==== THE DATA ====

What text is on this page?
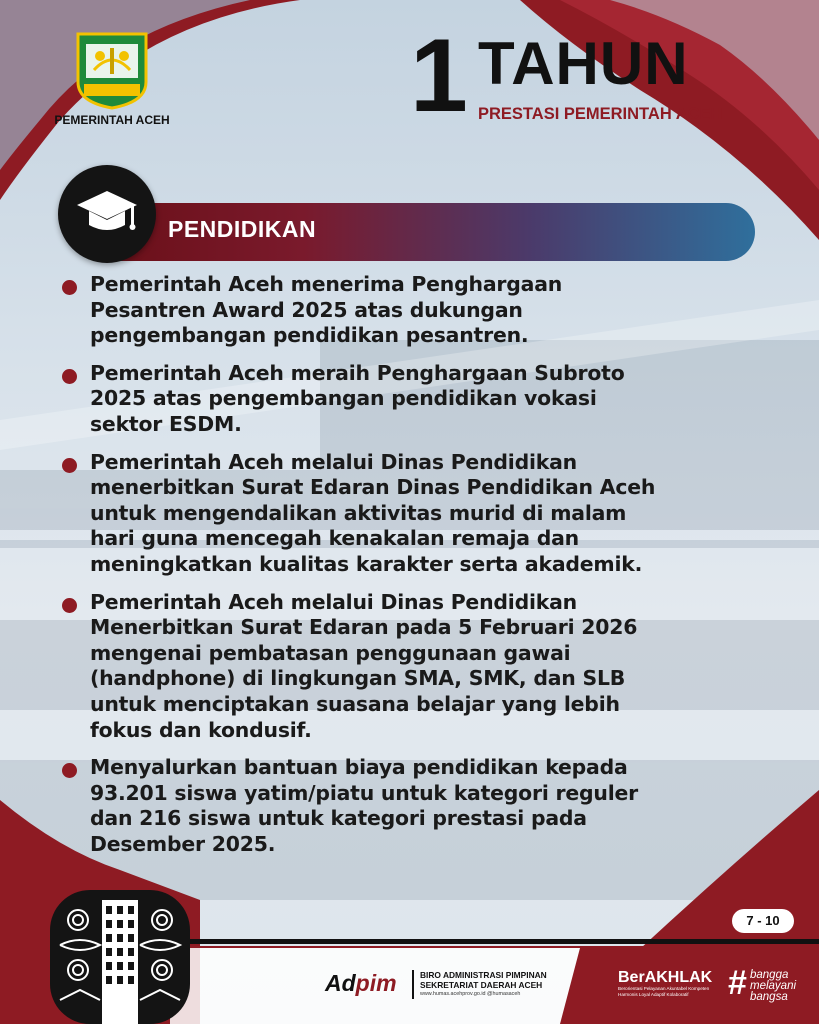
PEMERINTAH ACEH 1 TAHUN
PRESTASI PEMERINTAH ACEH
PENDIDIKAN
Pemerintah Aceh menerima Penghargaan
Pesantren Award 2025 atas dukungan
pengembangan pendidikan pesantren.
Pemerintah Aceh meraih Penghargaan Subroto
2025 atas pengembangan pendidikan vokasi
sektor ESDM.
Pemerintah Aceh melalui Dinas Pendidikan
menerbitkan Surat Edaran Dinas Pendidikan Aceh
untuk mengendalikan aktivitas murid di malam
hari guna mencegah kenakalan remaja dan
meningkatkan kualitas karakter serta akademik.
Pemerintah Aceh melalui Dinas Pendidikan
Menerbitkan Surat Edaran pada 5 Februari 2026
mengenai pembatasan penggunaan gawai
(handphone) di lingkungan SMA, SMK, dan SLB
untuk menciptakan suasana belajar yang lebih
fokus dan kondusif.
Menyalurkan bantuan biaya pendidikan kepada
93.201 siswa yatim/piatu untuk kategori reguler
dan 216 siswa untuk kategori prestasi pada
Desember 2025.
7 - 10
Adpim	BIRO ADMINISTRASI PIMPINAN
SEKRETARIAT DAERAH ACEH
www.humas.acehprov.go.id @humasaceh
BerAKHLAK
Berorientasi Pelayanan Akuntabel Kompeten Harmonis Loyal Adaptif Kolaboratif	# bangga
melayani
bangsa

====

Across the entries, how many lines hold the word "Penghargaan"? Say only the number.

▶ SOLVED PROBLEM
2